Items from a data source
☆ ☆ ☆

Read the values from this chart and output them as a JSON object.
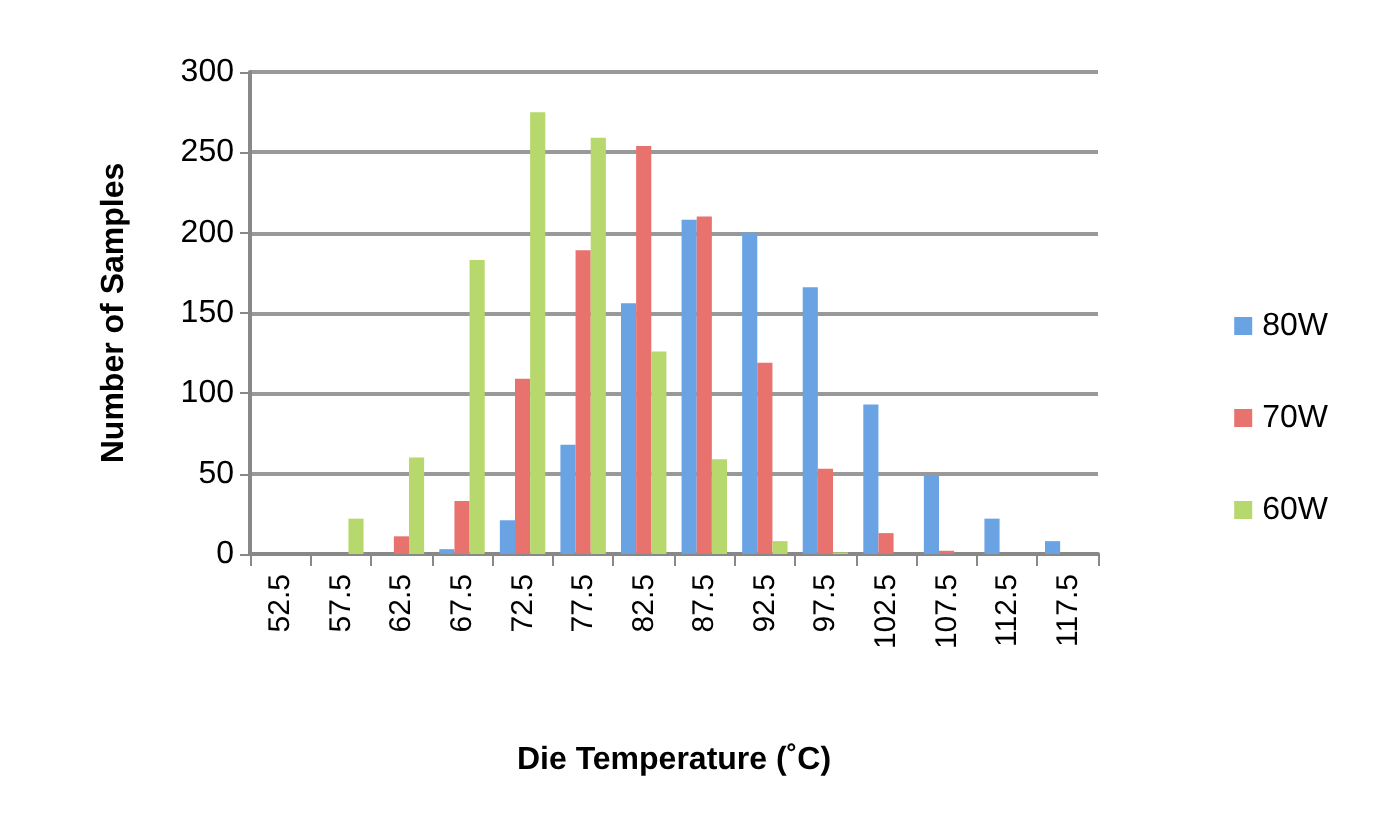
{
  "chart_data": {
    "type": "bar",
    "xlabel": "Die Temperature (˚C)",
    "ylabel": "Number of Samples",
    "categories": [
      "52.5",
      "57.5",
      "62.5",
      "67.5",
      "72.5",
      "77.5",
      "82.5",
      "87.5",
      "92.5",
      "97.5",
      "102.5",
      "107.5",
      "112.5",
      "117.5"
    ],
    "series": [
      {
        "name": "80W",
        "color": "#6aa3e4",
        "values": [
          0,
          0,
          0,
          3,
          21,
          68,
          156,
          208,
          200,
          166,
          93,
          49,
          22,
          8
        ]
      },
      {
        "name": "70W",
        "color": "#e8726e",
        "values": [
          0,
          0,
          11,
          33,
          109,
          189,
          254,
          210,
          119,
          53,
          13,
          2,
          0,
          0
        ]
      },
      {
        "name": "60W",
        "color": "#b6d86c",
        "values": [
          0,
          22,
          60,
          183,
          275,
          259,
          126,
          59,
          8,
          1,
          0,
          0,
          0,
          0
        ]
      }
    ],
    "ylim": [
      0,
      300
    ],
    "yticks": [
      0,
      50,
      100,
      150,
      200,
      250,
      300
    ],
    "grid": "y",
    "legend": "right"
  }
}
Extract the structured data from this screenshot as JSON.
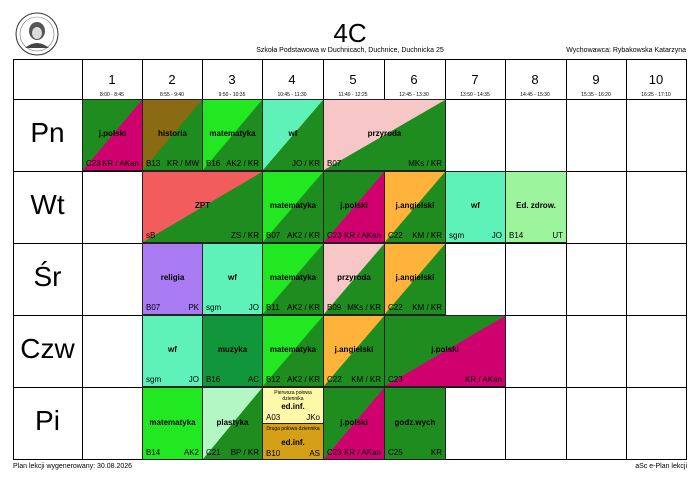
{
  "header": {
    "title": "4C",
    "school": "Szkoła Podstawowa w Duchnicach, Duchnice, Duchnicka 25",
    "teacher": "Wychowawca: Rybakowska Katarzyna"
  },
  "periods": [
    {
      "num": "1",
      "time": "8:00 - 8:45"
    },
    {
      "num": "2",
      "time": "8:55 - 9:40"
    },
    {
      "num": "3",
      "time": "9:50 - 10:35"
    },
    {
      "num": "4",
      "time": "10:45 - 11:30"
    },
    {
      "num": "5",
      "time": "11:40 - 12:25"
    },
    {
      "num": "6",
      "time": "12:45 - 13:30"
    },
    {
      "num": "7",
      "time": "13:50 - 14:35"
    },
    {
      "num": "8",
      "time": "14:45 - 15:30"
    },
    {
      "num": "9",
      "time": "15:35 - 16:20"
    },
    {
      "num": "10",
      "time": "16:25 - 17:10"
    }
  ],
  "days": [
    "Pn",
    "Wt",
    "Śr",
    "Czw",
    "Pi"
  ],
  "lessons": {
    "pn_jpolski": {
      "subject": "j.polski",
      "room": "C23",
      "teacher": "KR / AKan",
      "c1": "#1e8c1e",
      "c2": "#d0006f"
    },
    "pn_historia": {
      "subject": "historia",
      "room": "B13",
      "teacher": "KR / MW",
      "c1": "#8a6a12",
      "c2": "#1e8c1e"
    },
    "pn_matematyka": {
      "subject": "matematyka",
      "room": "B16",
      "teacher": "AK2 / KR",
      "c1": "#22e822",
      "c2": "#1e8c1e"
    },
    "pn_wf": {
      "subject": "wf",
      "room": "",
      "teacher": "JO / KR",
      "c1": "#5ff2b8",
      "c2": "#1e8c1e"
    },
    "pn_przyroda": {
      "subject": "przyroda",
      "room": "B07",
      "teacher": "MKs / KR",
      "c1": "#f7c6c6",
      "c2": "#1e8c1e"
    },
    "wt_zpt": {
      "subject": "ZPT",
      "room": "sB",
      "teacher": "ZS / KR",
      "c1": "#f25c5c",
      "c2": "#1e8c1e"
    },
    "wt_matematyka": {
      "subject": "matematyka",
      "room": "B07",
      "teacher": "AK2 / KR",
      "c1": "#22e822",
      "c2": "#1e8c1e"
    },
    "wt_jpolski": {
      "subject": "j.polski",
      "room": "C23",
      "teacher": "KR / AKan",
      "c1": "#1e8c1e",
      "c2": "#d0006f"
    },
    "wt_jangielski": {
      "subject": "j.angielski",
      "room": "C22",
      "teacher": "KM / KR",
      "c1": "#ffb33a",
      "c2": "#1e8c1e"
    },
    "wt_wf": {
      "subject": "wf",
      "room": "sgm",
      "teacher": "JO",
      "c1": "#5ff2b8",
      "c2": "#5ff2b8"
    },
    "wt_edzdrow": {
      "subject": "Ed. zdrow.",
      "room": "B14",
      "teacher": "UT",
      "c1": "#9cf59c",
      "c2": "#9cf59c"
    },
    "sr_religia": {
      "subject": "religia",
      "room": "B07",
      "teacher": "PK",
      "c1": "#a97bf2",
      "c2": "#a97bf2"
    },
    "sr_wf": {
      "subject": "wf",
      "room": "sgm",
      "teacher": "JO",
      "c1": "#5ff2b8",
      "c2": "#5ff2b8"
    },
    "sr_matematyka": {
      "subject": "matematyka",
      "room": "B11",
      "teacher": "AK2 / KR",
      "c1": "#22e822",
      "c2": "#1e8c1e"
    },
    "sr_przyroda": {
      "subject": "przyroda",
      "room": "B09",
      "teacher": "MKs / KR",
      "c1": "#f7c6c6",
      "c2": "#1e8c1e"
    },
    "sr_jangielski": {
      "subject": "j.angielski",
      "room": "C22",
      "teacher": "KM / KR",
      "c1": "#ffb33a",
      "c2": "#1e8c1e"
    },
    "czw_wf": {
      "subject": "wf",
      "room": "sgm",
      "teacher": "JO",
      "c1": "#5ff2b8",
      "c2": "#5ff2b8"
    },
    "czw_muzyka": {
      "subject": "muzyka",
      "room": "B16",
      "teacher": "AC",
      "c1": "#11963c",
      "c2": "#11963c"
    },
    "czw_matematyka": {
      "subject": "matematyka",
      "room": "B12",
      "teacher": "AK2 / KR",
      "c1": "#22e822",
      "c2": "#1e8c1e"
    },
    "czw_jangielski": {
      "subject": "j.angielski",
      "room": "C22",
      "teacher": "KM / KR",
      "c1": "#ffb33a",
      "c2": "#1e8c1e"
    },
    "czw_jpolski": {
      "subject": "j.polski",
      "room": "C23",
      "teacher": "KR / AKan",
      "c1": "#1e8c1e",
      "c2": "#d0006f"
    },
    "pi_matematyka": {
      "subject": "matematyka",
      "room": "B14",
      "teacher": "AK2",
      "c1": "#22e822",
      "c2": "#22e822"
    },
    "pi_plastyka": {
      "subject": "plastyka",
      "room": "C21",
      "teacher": "BP / KR",
      "c1": "#b3f7c4",
      "c2": "#1e8c1e"
    },
    "pi_edinf1": {
      "note": "Pierwsza połowa dziennika",
      "subject": "ed.inf.",
      "room": "A03",
      "teacher": "JKo",
      "c1": "#fff8a8",
      "c2": "#fff8a8"
    },
    "pi_edinf2": {
      "note": "Druga połowa dziennika",
      "subject": "ed.inf.",
      "room": "B10",
      "teacher": "AS",
      "c1": "#d4a017",
      "c2": "#d4a017"
    },
    "pi_jpolski": {
      "subject": "j.polski",
      "room": "C23",
      "teacher": "KR / AKan",
      "c1": "#1e8c1e",
      "c2": "#d0006f"
    },
    "pi_godzwych": {
      "subject": "godz.wych",
      "room": "C25",
      "teacher": "KR",
      "c1": "#1e8c1e",
      "c2": "#1e8c1e"
    }
  },
  "footer": {
    "generated": "Plan lekcji wygenerowany: 30.08.2026",
    "brand": "aSc e-Plan lekcji"
  }
}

☆ ☆ ☆

◆ Your task ◆
Print the whole listing above once more, word for word, without its pictures.

◆ Complete response ◆
Read the values from this chart and output them as a JSON object.
{
  "chart_data": {
    "type": "bar",
    "xlabel": "Die Temperature (˚C)",
    "ylabel": "Number of Samples",
    "categories": [
      "52.5",
      "57.5",
      "62.5",
      "67.5",
      "72.5",
      "77.5",
      "82.5",
      "87.5",
      "92.5",
      "97.5",
      "102.5",
      "107.5",
      "112.5",
      "117.5"
    ],
    "series": [
      {
        "name": "80W",
        "color": "#6aa3e4",
        "values": [
          0,
          0,
          0,
          3,
          21,
          68,
          156,
          208,
          200,
          166,
          93,
          49,
          22,
          8
        ]
      },
      {
        "name": "70W",
        "color": "#e8726e",
        "values": [
          0,
          0,
          11,
          33,
          109,
          189,
          254,
          210,
          119,
          53,
          13,
          2,
          0,
          0
        ]
      },
      {
        "name": "60W",
        "color": "#b6d86c",
        "values": [
          0,
          22,
          60,
          183,
          275,
          259,
          126,
          59,
          8,
          1,
          0,
          0,
          0,
          0
        ]
      }
    ],
    "ylim": [
      0,
      300
    ],
    "yticks": [
      0,
      50,
      100,
      150,
      200,
      250,
      300
    ],
    "grid": "y",
    "legend": "right"
  }
}
Extract the structured data from this screenshot as JSON.
{
  "header": {
    "title": "4C",
    "school": "Szkoła Podstawowa w Duchnicach, Duchnice, Duchnicka 25",
    "teacher": "Wychowawca: Rybakowska Katarzyna"
  },
  "periods": [
    {
      "num": "1",
      "time": "8:00 - 8:45"
    },
    {
      "num": "2",
      "time": "8:55 - 9:40"
    },
    {
      "num": "3",
      "time": "9:50 - 10:35"
    },
    {
      "num": "4",
      "time": "10:45 - 11:30"
    },
    {
      "num": "5",
      "time": "11:40 - 12:25"
    },
    {
      "num": "6",
      "time": "12:45 - 13:30"
    },
    {
      "num": "7",
      "time": "13:50 - 14:35"
    },
    {
      "num": "8",
      "time": "14:45 - 15:30"
    },
    {
      "num": "9",
      "time": "15:35 - 16:20"
    },
    {
      "num": "10",
      "time": "16:25 - 17:10"
    }
  ],
  "days": [
    "Pn",
    "Wt",
    "Śr",
    "Czw",
    "Pi"
  ],
  "lessons": {
    "pn_jpolski": {
      "subject": "j.polski",
      "room": "C23",
      "teacher": "KR / AKan",
      "c1": "#1e8c1e",
      "c2": "#d0006f"
    },
    "pn_historia": {
      "subject": "historia",
      "room": "B13",
      "teacher": "KR / MW",
      "c1": "#8a6a12",
      "c2": "#1e8c1e"
    },
    "pn_matematyka": {
      "subject": "matematyka",
      "room": "B16",
      "teacher": "AK2 / KR",
      "c1": "#22e822",
      "c2": "#1e8c1e"
    },
    "pn_wf": {
      "subject": "wf",
      "room": "",
      "teacher": "JO / KR",
      "c1": "#5ff2b8",
      "c2": "#1e8c1e"
    },
    "pn_przyroda": {
      "subject": "przyroda",
      "room": "B07",
      "teacher": "MKs / KR",
      "c1": "#f7c6c6",
      "c2": "#1e8c1e"
    },
    "wt_zpt": {
      "subject": "ZPT",
      "room": "sB",
      "teacher": "ZS / KR",
      "c1": "#f25c5c",
      "c2": "#1e8c1e"
    },
    "wt_matematyka": {
      "subject": "matematyka",
      "room": "B07",
      "teacher": "AK2 / KR",
      "c1": "#22e822",
      "c2": "#1e8c1e"
    },
    "wt_jpolski": {
      "subject": "j.polski",
      "room": "C23",
      "teacher": "KR / AKan",
      "c1": "#1e8c1e",
      "c2": "#d0006f"
    },
    "wt_jangielski": {
      "subject": "j.angielski",
      "room": "C22",
      "teacher": "KM / KR",
      "c1": "#ffb33a",
      "c2": "#1e8c1e"
    },
    "wt_wf": {
      "subject": "wf",
      "room": "sgm",
      "teacher": "JO",
      "c1": "#5ff2b8",
      "c2": "#5ff2b8"
    },
    "wt_edzdrow": {
      "subject": "Ed. zdrow.",
      "room": "B14",
      "teacher": "UT",
      "c1": "#9cf59c",
      "c2": "#9cf59c"
    },
    "sr_religia": {
      "subject": "religia",
      "room": "B07",
      "teacher": "PK",
      "c1": "#a97bf2",
      "c2": "#a97bf2"
    },
    "sr_wf": {
      "subject": "wf",
      "room": "sgm",
      "teacher": "JO",
      "c1": "#5ff2b8",
      "c2": "#5ff2b8"
    },
    "sr_matematyka": {
      "subject": "matematyka",
      "room": "B11",
      "teacher": "AK2 / KR",
      "c1": "#22e822",
      "c2": "#1e8c1e"
    },
    "sr_przyroda": {
      "subject": "przyroda",
      "room": "B09",
      "teacher": "MKs / KR",
      "c1": "#f7c6c6",
      "c2": "#1e8c1e"
    },
    "sr_jangielski": {
      "subject": "j.angielski",
      "room": "C22",
      "teacher": "KM / KR",
      "c1": "#ffb33a",
      "c2": "#1e8c1e"
    },
    "czw_wf": {
      "subject": "wf",
      "room": "sgm",
      "teacher": "JO",
      "c1": "#5ff2b8",
      "c2": "#5ff2b8"
    },
    "czw_muzyka": {
      "subject": "muzyka",
      "room": "B16",
      "teacher": "AC",
      "c1": "#11963c",
      "c2": "#11963c"
    },
    "czw_matematyka": {
      "subject": "matematyka",
      "room": "B12",
      "teacher": "AK2 / KR",
      "c1": "#22e822",
      "c2": "#1e8c1e"
    },
    "czw_jangielski": {
      "subject": "j.angielski",
      "room": "C22",
      "teacher": "KM / KR",
      "c1": "#ffb33a",
      "c2": "#1e8c1e"
    },
    "czw_jpolski": {
      "subject": "j.polski",
      "room": "C23",
      "teacher": "KR / AKan",
      "c1": "#1e8c1e",
      "c2": "#d0006f"
    },
    "pi_matematyka": {
      "subject": "matematyka",
      "room": "B14",
      "teacher": "AK2",
      "c1": "#22e822",
      "c2": "#22e822"
    },
    "pi_plastyka": {
      "subject": "plastyka",
      "room": "C21",
      "teacher": "BP / KR",
      "c1": "#b3f7c4",
      "c2": "#1e8c1e"
    },
    "pi_edinf1": {
      "note": "Pierwsza połowa dziennika",
      "subject": "ed.inf.",
      "room": "A03",
      "teacher": "JKo",
      "c1": "#fff8a8",
      "c2": "#fff8a8"
    },
    "pi_edinf2": {
      "note": "Druga połowa dziennika",
      "subject": "ed.inf.",
      "room": "B10",
      "teacher": "AS",
      "c1": "#d4a017",
      "c2": "#d4a017"
    },
    "pi_jpolski": {
      "subject": "j.polski",
      "room": "C23",
      "teacher": "KR / AKan",
      "c1": "#1e8c1e",
      "c2": "#d0006f"
    },
    "pi_godzwych": {
      "subject": "godz.wych",
      "room": "C25",
      "teacher": "KR",
      "c1": "#1e8c1e",
      "c2": "#1e8c1e"
    }
  },
  "footer": {
    "generated": "Plan lekcji wygenerowany: 30.08.2026",
    "brand": "aSc e-Plan lekcji"
  }
}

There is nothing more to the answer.